====== PROVIDED MATERIAL

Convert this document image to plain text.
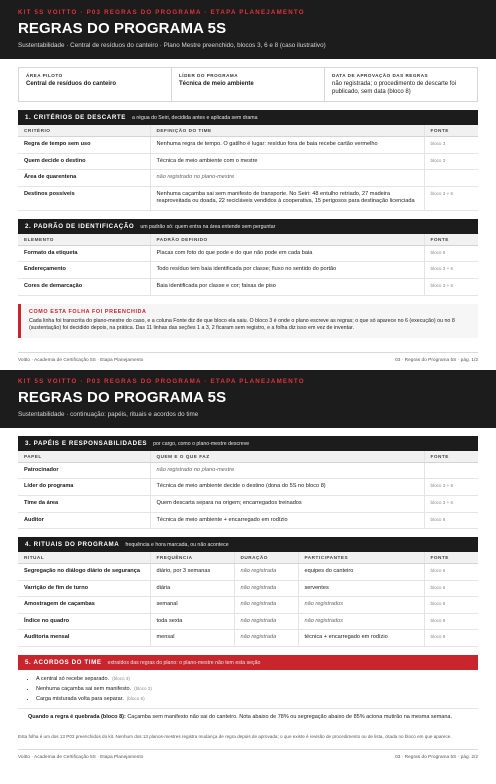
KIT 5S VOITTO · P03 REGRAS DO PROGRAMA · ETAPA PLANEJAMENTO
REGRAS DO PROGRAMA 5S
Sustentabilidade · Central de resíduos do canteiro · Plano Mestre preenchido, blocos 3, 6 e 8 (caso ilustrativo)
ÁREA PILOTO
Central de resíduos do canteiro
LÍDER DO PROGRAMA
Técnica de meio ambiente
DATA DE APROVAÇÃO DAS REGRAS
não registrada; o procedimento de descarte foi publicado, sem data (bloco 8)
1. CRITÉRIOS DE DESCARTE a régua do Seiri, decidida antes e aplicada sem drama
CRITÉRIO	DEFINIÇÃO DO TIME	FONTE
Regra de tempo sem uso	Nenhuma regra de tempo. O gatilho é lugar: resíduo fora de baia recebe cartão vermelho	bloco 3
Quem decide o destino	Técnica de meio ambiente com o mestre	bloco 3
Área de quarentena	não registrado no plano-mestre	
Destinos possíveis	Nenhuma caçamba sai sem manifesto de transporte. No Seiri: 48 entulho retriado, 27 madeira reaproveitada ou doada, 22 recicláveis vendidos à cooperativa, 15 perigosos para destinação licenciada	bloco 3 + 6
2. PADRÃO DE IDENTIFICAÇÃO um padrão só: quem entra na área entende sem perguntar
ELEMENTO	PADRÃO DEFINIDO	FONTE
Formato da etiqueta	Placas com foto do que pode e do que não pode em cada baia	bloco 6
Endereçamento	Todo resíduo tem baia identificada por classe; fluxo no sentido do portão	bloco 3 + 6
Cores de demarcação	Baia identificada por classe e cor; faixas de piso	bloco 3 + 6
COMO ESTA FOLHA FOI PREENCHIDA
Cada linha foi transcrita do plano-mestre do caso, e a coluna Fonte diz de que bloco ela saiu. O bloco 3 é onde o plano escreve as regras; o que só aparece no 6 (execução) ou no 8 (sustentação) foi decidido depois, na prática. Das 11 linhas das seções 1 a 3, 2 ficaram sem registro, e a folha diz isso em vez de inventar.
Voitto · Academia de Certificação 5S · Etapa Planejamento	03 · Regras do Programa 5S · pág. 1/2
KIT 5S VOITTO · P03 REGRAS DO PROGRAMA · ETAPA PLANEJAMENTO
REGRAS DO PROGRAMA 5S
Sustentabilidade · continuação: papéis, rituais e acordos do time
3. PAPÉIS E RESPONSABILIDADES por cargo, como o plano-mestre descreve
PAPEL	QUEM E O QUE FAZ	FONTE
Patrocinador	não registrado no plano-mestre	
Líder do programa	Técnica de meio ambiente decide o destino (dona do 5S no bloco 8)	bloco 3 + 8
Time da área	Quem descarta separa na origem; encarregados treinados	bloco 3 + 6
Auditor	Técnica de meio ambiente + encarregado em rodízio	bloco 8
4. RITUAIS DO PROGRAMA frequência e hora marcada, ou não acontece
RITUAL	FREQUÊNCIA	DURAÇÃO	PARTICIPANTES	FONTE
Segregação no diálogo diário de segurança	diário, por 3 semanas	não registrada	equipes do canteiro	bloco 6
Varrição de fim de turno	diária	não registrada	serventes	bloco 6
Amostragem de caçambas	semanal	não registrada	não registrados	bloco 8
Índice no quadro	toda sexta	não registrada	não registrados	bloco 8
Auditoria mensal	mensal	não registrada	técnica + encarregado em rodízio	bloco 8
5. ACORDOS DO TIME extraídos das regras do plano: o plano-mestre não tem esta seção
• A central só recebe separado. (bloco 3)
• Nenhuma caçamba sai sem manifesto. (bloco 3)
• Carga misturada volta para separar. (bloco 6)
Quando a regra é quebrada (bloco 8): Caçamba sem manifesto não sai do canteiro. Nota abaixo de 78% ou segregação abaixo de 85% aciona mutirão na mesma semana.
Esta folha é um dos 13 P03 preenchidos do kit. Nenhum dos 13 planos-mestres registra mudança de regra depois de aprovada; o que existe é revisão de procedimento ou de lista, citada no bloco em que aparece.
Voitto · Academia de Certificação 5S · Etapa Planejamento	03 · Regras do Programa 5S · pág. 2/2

============

## THE TASK
Scan the records for the string "depois". Copy each line in which it appears.

## RESPONSE TO THIS TASK
Cada linha foi transcrita do plano-mestre do caso, e a coluna Fonte diz de que bloco ela saiu. O bloco 3 é onde o plano escreve as regras; o que só aparece no 6 (execução) ou no 8 (sustentação) foi decidido depois, na prática. Das 11 linhas das seções 1 a 3, 2 ficaram sem registro, e a folha diz isso em vez de inventar.
Esta folha é um dos 13 P03 preenchidos do kit. Nenhum dos 13 planos-mestres registra mudança de regra depois de aprovada; o que existe é revisão de procedimento ou de lista, citada no bloco em que aparece.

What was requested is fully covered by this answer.